> Your instructions:
Reproduce every line in the listing that contains the word "Cognitive".

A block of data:
——————————

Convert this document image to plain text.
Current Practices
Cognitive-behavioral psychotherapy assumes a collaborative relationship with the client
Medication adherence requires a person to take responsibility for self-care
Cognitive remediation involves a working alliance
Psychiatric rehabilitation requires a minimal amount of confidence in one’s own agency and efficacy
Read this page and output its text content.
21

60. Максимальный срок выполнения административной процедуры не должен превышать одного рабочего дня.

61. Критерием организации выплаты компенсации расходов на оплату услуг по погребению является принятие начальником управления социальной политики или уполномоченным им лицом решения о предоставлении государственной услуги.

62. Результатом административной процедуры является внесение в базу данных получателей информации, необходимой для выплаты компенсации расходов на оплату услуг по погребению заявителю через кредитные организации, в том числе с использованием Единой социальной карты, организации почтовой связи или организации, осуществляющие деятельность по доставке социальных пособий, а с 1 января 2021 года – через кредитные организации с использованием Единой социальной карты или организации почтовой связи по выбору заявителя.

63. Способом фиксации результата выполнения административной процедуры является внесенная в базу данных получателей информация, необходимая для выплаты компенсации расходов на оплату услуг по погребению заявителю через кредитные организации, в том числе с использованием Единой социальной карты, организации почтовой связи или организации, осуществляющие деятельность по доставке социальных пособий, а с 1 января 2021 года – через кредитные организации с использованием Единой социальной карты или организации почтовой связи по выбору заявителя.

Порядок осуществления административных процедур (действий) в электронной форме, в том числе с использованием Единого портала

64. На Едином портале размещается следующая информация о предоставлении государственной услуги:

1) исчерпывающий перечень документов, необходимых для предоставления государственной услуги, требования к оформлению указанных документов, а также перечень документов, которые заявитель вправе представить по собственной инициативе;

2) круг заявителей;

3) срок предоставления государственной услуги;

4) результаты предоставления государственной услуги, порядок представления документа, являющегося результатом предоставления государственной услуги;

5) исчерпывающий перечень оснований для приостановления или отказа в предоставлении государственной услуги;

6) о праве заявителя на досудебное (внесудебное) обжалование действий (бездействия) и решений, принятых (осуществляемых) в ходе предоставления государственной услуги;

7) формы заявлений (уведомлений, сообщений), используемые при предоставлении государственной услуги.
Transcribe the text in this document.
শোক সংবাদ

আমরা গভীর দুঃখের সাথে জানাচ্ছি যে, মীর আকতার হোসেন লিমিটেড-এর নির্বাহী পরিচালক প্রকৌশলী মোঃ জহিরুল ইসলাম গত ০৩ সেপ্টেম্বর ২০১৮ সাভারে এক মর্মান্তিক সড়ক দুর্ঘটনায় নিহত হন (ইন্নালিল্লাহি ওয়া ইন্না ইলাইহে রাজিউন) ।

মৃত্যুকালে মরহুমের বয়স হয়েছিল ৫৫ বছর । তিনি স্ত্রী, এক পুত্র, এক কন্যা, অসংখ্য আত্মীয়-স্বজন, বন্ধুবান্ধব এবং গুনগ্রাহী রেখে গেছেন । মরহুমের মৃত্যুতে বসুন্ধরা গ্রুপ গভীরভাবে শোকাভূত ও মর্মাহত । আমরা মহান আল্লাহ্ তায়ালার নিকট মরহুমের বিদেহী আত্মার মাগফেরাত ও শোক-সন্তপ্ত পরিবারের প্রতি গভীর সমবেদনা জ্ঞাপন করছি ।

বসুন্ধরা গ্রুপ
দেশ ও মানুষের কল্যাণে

——————————

> Answer:
Cognitive-behavioral psychotherapy assumes a collaborative relationship with the client
Cognitive remediation involves a working alliance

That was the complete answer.